::: SUPPLIED RECORDS

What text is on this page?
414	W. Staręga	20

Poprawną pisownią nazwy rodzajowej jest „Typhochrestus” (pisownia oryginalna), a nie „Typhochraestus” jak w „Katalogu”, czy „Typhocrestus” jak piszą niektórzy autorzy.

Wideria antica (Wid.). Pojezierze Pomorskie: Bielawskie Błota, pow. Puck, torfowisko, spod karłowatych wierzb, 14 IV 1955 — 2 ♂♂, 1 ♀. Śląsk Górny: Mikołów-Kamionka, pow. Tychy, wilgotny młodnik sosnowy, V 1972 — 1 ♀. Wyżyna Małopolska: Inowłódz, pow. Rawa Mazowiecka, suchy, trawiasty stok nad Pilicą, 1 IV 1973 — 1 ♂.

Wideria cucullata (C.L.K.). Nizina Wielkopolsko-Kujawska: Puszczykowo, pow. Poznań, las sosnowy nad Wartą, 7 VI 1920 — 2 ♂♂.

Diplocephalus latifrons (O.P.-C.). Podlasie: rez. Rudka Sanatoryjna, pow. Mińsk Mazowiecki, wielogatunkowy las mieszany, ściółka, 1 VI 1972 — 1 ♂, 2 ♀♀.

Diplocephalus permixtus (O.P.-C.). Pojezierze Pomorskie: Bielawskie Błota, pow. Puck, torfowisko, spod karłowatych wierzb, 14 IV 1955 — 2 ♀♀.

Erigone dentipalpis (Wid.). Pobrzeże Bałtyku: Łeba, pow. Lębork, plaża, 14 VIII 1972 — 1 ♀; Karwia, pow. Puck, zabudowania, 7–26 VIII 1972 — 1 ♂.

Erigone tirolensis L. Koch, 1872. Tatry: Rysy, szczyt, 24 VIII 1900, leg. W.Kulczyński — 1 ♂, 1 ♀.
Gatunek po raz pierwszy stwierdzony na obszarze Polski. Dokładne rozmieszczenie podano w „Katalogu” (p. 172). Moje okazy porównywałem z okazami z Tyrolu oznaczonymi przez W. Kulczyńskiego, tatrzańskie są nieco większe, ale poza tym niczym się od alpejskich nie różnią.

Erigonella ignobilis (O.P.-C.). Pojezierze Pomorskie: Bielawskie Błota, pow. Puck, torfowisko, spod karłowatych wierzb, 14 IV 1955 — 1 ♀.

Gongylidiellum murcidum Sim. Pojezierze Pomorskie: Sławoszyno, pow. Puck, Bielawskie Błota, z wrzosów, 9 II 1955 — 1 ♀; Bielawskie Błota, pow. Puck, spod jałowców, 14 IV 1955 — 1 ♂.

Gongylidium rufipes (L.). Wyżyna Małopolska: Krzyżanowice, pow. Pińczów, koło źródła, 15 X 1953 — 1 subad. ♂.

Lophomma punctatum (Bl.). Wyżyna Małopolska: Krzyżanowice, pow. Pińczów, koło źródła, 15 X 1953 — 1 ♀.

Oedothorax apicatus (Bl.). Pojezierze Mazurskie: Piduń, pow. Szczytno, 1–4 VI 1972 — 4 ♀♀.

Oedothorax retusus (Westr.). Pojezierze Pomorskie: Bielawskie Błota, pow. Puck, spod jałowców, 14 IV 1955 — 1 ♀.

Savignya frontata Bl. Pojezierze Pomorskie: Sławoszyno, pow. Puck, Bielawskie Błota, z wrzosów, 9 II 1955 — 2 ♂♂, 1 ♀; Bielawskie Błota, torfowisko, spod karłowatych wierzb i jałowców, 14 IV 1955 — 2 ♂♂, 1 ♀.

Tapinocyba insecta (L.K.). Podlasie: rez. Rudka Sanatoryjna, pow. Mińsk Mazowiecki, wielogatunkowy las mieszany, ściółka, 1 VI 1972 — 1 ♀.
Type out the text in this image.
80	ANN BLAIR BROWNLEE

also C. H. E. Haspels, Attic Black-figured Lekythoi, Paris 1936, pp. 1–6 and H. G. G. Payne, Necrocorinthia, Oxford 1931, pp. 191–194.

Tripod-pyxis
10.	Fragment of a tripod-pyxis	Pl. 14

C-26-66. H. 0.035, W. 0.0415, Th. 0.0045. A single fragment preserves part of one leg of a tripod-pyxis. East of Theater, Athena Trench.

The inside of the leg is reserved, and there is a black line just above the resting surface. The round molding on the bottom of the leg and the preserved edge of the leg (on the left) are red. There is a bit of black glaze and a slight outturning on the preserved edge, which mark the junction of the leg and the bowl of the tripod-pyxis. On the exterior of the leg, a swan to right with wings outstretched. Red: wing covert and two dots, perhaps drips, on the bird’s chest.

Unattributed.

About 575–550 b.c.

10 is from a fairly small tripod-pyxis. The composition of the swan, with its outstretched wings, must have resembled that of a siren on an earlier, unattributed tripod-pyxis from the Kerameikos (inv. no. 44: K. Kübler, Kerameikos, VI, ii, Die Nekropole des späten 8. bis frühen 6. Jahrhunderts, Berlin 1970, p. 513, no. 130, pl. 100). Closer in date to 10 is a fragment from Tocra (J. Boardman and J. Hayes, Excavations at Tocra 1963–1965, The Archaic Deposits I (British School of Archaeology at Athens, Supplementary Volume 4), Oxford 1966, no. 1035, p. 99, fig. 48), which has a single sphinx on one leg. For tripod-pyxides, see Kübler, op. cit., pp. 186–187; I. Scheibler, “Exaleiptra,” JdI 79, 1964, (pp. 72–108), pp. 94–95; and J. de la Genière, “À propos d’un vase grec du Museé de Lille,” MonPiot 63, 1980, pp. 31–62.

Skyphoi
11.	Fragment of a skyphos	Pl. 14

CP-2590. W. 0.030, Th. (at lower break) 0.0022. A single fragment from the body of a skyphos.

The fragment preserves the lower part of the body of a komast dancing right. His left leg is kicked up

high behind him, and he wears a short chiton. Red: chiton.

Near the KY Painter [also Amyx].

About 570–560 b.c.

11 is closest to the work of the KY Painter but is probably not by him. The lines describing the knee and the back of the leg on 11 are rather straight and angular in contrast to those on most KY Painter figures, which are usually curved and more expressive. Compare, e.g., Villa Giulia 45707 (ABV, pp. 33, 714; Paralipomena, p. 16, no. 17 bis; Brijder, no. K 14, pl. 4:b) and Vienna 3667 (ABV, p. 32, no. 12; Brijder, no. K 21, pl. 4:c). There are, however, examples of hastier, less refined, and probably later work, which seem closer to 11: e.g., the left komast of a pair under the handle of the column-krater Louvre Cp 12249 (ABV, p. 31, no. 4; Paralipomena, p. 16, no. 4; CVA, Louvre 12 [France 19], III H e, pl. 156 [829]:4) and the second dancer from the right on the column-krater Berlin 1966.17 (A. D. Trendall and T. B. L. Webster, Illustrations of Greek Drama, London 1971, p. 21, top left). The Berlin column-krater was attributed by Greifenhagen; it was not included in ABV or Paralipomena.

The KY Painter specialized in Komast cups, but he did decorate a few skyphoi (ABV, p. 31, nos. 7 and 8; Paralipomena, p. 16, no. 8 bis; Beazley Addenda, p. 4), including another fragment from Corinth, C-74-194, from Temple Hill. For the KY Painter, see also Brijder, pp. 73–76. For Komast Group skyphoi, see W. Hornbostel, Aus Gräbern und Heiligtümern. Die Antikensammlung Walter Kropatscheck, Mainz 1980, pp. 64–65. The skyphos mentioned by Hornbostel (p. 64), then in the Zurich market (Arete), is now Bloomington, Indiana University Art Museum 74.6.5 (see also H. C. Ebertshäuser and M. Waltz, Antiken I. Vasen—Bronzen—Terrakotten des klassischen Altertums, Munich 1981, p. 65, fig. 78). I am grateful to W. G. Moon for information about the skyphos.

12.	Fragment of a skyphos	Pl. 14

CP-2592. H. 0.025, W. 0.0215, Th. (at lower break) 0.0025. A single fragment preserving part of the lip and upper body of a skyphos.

::::::

_DIRECTIONS FOR THIS TASK_
Identify every line holding the word "preserves" and copy it out.

_EXERCISE SOLUTION_
C-26-66. H. 0.035, W. 0.0415, Th. 0.0045. A single fragment preserves part of one leg of a tripod-pyxis. East of Theater, Athena Trench.
The fragment preserves the lower part of the body of a komast dancing right. His left leg is kicked up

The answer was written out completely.